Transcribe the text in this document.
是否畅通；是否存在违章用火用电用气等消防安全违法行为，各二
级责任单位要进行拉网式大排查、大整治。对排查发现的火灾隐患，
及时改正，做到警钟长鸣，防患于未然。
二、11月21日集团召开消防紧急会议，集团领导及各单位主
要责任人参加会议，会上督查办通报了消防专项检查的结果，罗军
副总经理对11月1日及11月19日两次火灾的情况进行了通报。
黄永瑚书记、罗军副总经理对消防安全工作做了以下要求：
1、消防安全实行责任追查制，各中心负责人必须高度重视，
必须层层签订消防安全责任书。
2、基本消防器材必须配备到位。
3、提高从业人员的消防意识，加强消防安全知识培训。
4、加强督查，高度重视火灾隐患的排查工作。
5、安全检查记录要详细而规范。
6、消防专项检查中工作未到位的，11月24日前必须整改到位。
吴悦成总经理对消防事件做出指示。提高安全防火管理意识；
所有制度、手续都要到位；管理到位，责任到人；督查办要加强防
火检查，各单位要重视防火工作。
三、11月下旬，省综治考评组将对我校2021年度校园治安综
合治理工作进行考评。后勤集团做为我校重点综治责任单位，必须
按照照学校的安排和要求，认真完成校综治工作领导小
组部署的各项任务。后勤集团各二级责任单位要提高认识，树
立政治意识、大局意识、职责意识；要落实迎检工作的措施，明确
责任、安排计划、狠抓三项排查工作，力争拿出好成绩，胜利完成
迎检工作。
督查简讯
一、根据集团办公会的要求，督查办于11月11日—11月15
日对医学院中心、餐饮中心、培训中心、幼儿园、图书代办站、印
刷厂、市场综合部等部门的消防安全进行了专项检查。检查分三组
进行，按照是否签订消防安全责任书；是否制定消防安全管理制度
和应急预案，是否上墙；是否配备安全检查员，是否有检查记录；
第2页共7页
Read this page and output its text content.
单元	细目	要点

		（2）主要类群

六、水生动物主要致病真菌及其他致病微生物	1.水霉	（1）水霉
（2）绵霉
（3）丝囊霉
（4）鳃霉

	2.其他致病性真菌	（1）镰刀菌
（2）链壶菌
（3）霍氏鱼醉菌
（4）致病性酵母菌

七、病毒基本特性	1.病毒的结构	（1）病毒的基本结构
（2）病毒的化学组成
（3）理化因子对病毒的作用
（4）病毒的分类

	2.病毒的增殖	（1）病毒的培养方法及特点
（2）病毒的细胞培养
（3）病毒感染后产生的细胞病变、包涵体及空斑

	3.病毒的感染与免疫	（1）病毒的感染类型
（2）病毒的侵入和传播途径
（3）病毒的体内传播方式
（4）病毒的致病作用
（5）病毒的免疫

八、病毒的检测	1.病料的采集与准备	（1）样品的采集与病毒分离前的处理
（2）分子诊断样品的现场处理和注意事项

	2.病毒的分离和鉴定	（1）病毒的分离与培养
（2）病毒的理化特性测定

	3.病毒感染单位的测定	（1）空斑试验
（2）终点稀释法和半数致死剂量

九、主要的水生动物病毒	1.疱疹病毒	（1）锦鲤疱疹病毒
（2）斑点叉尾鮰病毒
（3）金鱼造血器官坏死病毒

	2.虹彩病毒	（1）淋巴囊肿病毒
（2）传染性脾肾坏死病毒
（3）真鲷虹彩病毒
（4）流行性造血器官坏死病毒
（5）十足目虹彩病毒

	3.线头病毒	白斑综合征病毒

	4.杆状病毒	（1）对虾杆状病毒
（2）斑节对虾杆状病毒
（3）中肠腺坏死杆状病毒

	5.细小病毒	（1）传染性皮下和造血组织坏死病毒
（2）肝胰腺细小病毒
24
::::::
◆ **Task**: Return the whole listing exactly.

◆ **Output**:
Transcribe the text in this document.
是否畅通；是否存在违章用火用电用气等消防安全违法行为，各二
级责任单位要进行拉网式大排查、大整治。对排查发现的火灾隐患，
及时改正，做到警钟长鸣，防患于未然。
二、11月21日集团召开消防紧急会议，集团领导及各单位主
要责任人参加会议，会上督查办通报了消防专项检查的结果，罗军
副总经理对11月1日及11月19日两次火灾的情况进行了通报。
黄永瑚书记、罗军副总经理对消防安全工作做了以下要求：
1、消防安全实行责任追查制，各中心负责人必须高度重视，
必须层层签订消防安全责任书。
2、基本消防器材必须配备到位。
3、提高从业人员的消防意识，加强消防安全知识培训。
4、加强督查，高度重视火灾隐患的排查工作。
5、安全检查记录要详细而规范。
6、消防专项检查中工作未到位的，11月24日前必须整改到位。
吴悦成总经理对消防事件做出指示。提高安全防火管理意识；
所有制度、手续都要到位；管理到位，责任到人；督查办要加强防
火检查，各单位要重视防火工作。
三、11月下旬，省综治考评组将对我校2021年度校园治安综
合治理工作进行考评。后勤集团做为我校重点综治责任单位，必须
按照照学校的安排和要求，认真完成校综治工作领导小
组部署的各项任务。后勤集团各二级责任单位要提高认识，树
立政治意识、大局意识、职责意识；要落实迎检工作的措施，明确
责任、安排计划、狠抓三项排查工作，力争拿出好成绩，胜利完成
迎检工作。
督查简讯
一、根据集团办公会的要求，督查办于11月11日—11月15
日对医学院中心、餐饮中心、培训中心、幼儿园、图书代办站、印
刷厂、市场综合部等部门的消防安全进行了专项检查。检查分三组
进行，按照是否签订消防安全责任书；是否制定消防安全管理制度
和应急预案，是否上墙；是否配备安全检查员，是否有检查记录；
第2页共7页
Read this page and output its text content.
单元	细目	要点

		（2）主要类群

六、水生动物主要致病真菌及其他致病微生物	1.水霉	（1）水霉
（2）绵霉
（3）丝囊霉
（4）鳃霉

	2.其他致病性真菌	（1）镰刀菌
（2）链壶菌
（3）霍氏鱼醉菌
（4）致病性酵母菌

七、病毒基本特性	1.病毒的结构	（1）病毒的基本结构
（2）病毒的化学组成
（3）理化因子对病毒的作用
（4）病毒的分类

	2.病毒的增殖	（1）病毒的培养方法及特点
（2）病毒的细胞培养
（3）病毒感染后产生的细胞病变、包涵体及空斑

	3.病毒的感染与免疫	（1）病毒的感染类型
（2）病毒的侵入和传播途径
（3）病毒的体内传播方式
（4）病毒的致病作用
（5）病毒的免疫

八、病毒的检测	1.病料的采集与准备	（1）样品的采集与病毒分离前的处理
（2）分子诊断样品的现场处理和注意事项

	2.病毒的分离和鉴定	（1）病毒的分离与培养
（2）病毒的理化特性测定

	3.病毒感染单位的测定	（1）空斑试验
（2）终点稀释法和半数致死剂量

九、主要的水生动物病毒	1.疱疹病毒	（1）锦鲤疱疹病毒
（2）斑点叉尾鮰病毒
（3）金鱼造血器官坏死病毒

	2.虹彩病毒	（1）淋巴囊肿病毒
（2）传染性脾肾坏死病毒
（3）真鲷虹彩病毒
（4）流行性造血器官坏死病毒
（5）十足目虹彩病毒

	3.线头病毒	白斑综合征病毒

	4.杆状病毒	（1）对虾杆状病毒
（2）斑节对虾杆状病毒
（3）中肠腺坏死杆状病毒

	5.细小病毒	（1）传染性皮下和造血组织坏死病毒
（2）肝胰腺细小病毒
24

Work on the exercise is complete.